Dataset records
··········
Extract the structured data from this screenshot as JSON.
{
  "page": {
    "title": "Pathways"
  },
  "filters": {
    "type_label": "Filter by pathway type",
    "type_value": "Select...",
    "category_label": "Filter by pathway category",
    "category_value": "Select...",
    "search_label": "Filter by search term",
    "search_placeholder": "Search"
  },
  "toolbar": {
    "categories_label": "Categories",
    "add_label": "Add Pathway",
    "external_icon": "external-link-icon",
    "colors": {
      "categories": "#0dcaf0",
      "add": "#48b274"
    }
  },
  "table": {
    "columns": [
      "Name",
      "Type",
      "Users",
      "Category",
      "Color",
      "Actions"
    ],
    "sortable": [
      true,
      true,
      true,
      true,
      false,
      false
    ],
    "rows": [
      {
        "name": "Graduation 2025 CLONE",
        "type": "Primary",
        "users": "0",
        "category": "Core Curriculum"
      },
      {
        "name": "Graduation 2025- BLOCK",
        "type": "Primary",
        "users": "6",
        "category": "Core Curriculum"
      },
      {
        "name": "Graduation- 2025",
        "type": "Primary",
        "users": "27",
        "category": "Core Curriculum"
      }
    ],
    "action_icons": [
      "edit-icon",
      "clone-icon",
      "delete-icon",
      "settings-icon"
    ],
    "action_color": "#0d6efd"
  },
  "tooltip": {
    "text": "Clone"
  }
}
··········
▶ _TASK DESCRIPTION_
Restate every record exactly, leaving nothing out.

▶ _SOLUTION TO THIS TASK_
Extract the structured data from this screenshot as JSON.
{
  "page": {
    "title": "Pathways"
  },
  "filters": {
    "type_label": "Filter by pathway type",
    "type_value": "Select...",
    "category_label": "Filter by pathway category",
    "category_value": "Select...",
    "search_label": "Filter by search term",
    "search_placeholder": "Search"
  },
  "toolbar": {
    "categories_label": "Categories",
    "add_label": "Add Pathway",
    "external_icon": "external-link-icon",
    "colors": {
      "categories": "#0dcaf0",
      "add": "#48b274"
    }
  },
  "table": {
    "columns": [
      "Name",
      "Type",
      "Users",
      "Category",
      "Color",
      "Actions"
    ],
    "sortable": [
      true,
      true,
      true,
      true,
      false,
      false
    ],
    "rows": [
      {
        "name": "Graduation 2025 CLONE",
        "type": "Primary",
        "users": "0",
        "category": "Core Curriculum"
      },
      {
        "name": "Graduation 2025- BLOCK",
        "type": "Primary",
        "users": "6",
        "category": "Core Curriculum"
      },
      {
        "name": "Graduation- 2025",
        "type": "Primary",
        "users": "27",
        "category": "Core Curriculum"
      }
    ],
    "action_icons": [
      "edit-icon",
      "clone-icon",
      "delete-icon",
      "settings-icon"
    ],
    "action_color": "#0d6efd"
  },
  "tooltip": {
    "text": "Clone"
  }
}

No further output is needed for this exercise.